• _PROBLEM STATEMENT_:
Copy whichever lines contain the string "value".

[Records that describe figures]
________________________

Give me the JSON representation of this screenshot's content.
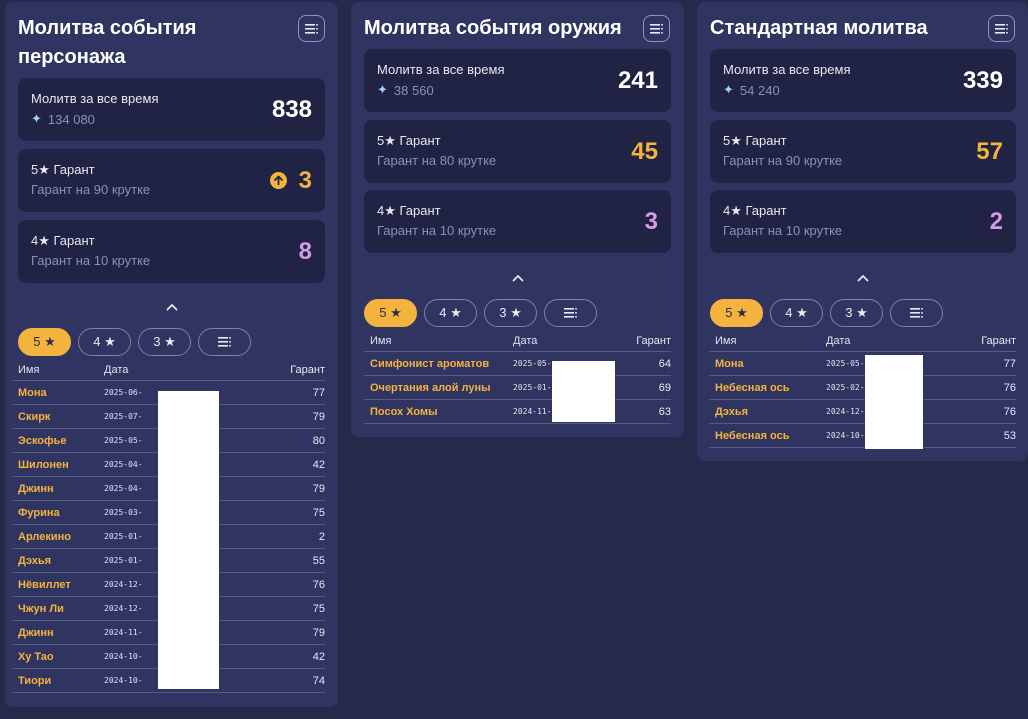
{
  "columns": [
    {
      "title": "Молитва события персонажа",
      "stats": [
        {
          "title": "Молитв за все время",
          "sub": "134 080",
          "value": "838"
        },
        {
          "title": "5★ Гарант",
          "sub": "Гарант на 90 крутке",
          "value": "3"
        },
        {
          "title": "4★ Гарант",
          "sub": "Гарант на 10 крутке",
          "value": "8"
        }
      ],
      "tabs": [
        "5 ★",
        "4 ★",
        "3 ★"
      ],
      "headers": {
        "name": "Имя",
        "date": "Дата",
        "pity": "Гарант"
      },
      "rows": [
        {
          "name": "Мона",
          "date": "2025-06-",
          "pity": "77"
        },
        {
          "name": "Скирк",
          "date": "2025-07-",
          "pity": "79"
        },
        {
          "name": "Эскофье",
          "date": "2025-05-",
          "pity": "80"
        },
        {
          "name": "Шилонен",
          "date": "2025-04-",
          "pity": "42"
        },
        {
          "name": "Джинн",
          "date": "2025-04-",
          "pity": "79"
        },
        {
          "name": "Фурина",
          "date": "2025-03-",
          "pity": "75"
        },
        {
          "name": "Арлекино",
          "date": "2025-01-",
          "pity": "2"
        },
        {
          "name": "Дэхья",
          "date": "2025-01-",
          "pity": "55"
        },
        {
          "name": "Нёвиллет",
          "date": "2024-12-",
          "pity": "76"
        },
        {
          "name": "Чжун Ли",
          "date": "2024-12-",
          "pity": "75"
        },
        {
          "name": "Джинн",
          "date": "2024-11-",
          "pity": "79"
        },
        {
          "name": "Ху Тао",
          "date": "2024-10-",
          "pity": "42"
        },
        {
          "name": "Тиори",
          "date": "2024-10-",
          "pity": "74"
        }
      ]
    },
    {
      "title": "Молитва события оружия",
      "stats": [
        {
          "title": "Молитв за все время",
          "sub": "38 560",
          "value": "241"
        },
        {
          "title": "5★ Гарант",
          "sub": "Гарант на 80 крутке",
          "value": "45"
        },
        {
          "title": "4★ Гарант",
          "sub": "Гарант на 10 крутке",
          "value": "3"
        }
      ],
      "tabs": [
        "5 ★",
        "4 ★",
        "3 ★"
      ],
      "headers": {
        "name": "Имя",
        "date": "Дата",
        "pity": "Гарант"
      },
      "rows": [
        {
          "name": "Симфонист ароматов",
          "date": "2025-05-",
          "pity": "64"
        },
        {
          "name": "Очертания алой луны",
          "date": "2025-01-",
          "pity": "69"
        },
        {
          "name": "Посох Хомы",
          "date": "2024-11-",
          "pity": "63"
        }
      ]
    },
    {
      "title": "Стандартная молитва",
      "stats": [
        {
          "title": "Молитв за все время",
          "sub": "54 240",
          "value": "339"
        },
        {
          "title": "5★ Гарант",
          "sub": "Гарант на 90 крутке",
          "value": "57"
        },
        {
          "title": "4★ Гарант",
          "sub": "Гарант на 10 крутке",
          "value": "2"
        }
      ],
      "tabs": [
        "5 ★",
        "4 ★",
        "3 ★"
      ],
      "headers": {
        "name": "Имя",
        "date": "Дата",
        "pity": "Гарант"
      },
      "rows": [
        {
          "name": "Мона",
          "date": "2025-05-",
          "pity": "77"
        },
        {
          "name": "Небесная ось",
          "date": "2025-02-",
          "pity": "76"
        },
        {
          "name": "Дэхья",
          "date": "2024-12-",
          "pity": "76"
        },
        {
          "name": "Небесная ось",
          "date": "2024-10-",
          "pity": "53"
        }
      ]
    }
  ],
  "colors": {
    "gold": "#f3b33d",
    "purple": "#d49be8",
    "panel": "#2f3460",
    "card": "#202343",
    "background": "#25294a"
  },
  "icons": {
    "menu": "list-menu-icon",
    "collapse": "chevron-up-icon",
    "currency": "sparkle-icon",
    "pity_up": "arrow-up-circle-icon"
  }
}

________________________

• _ANSWER TO THIS EXERCISE_:
          "value": "838"
          "value": "3"
          "value": "8"
          "value": "241"
          "value": "45"
          "value": "3"
          "value": "339"
          "value": "57"
          "value": "2"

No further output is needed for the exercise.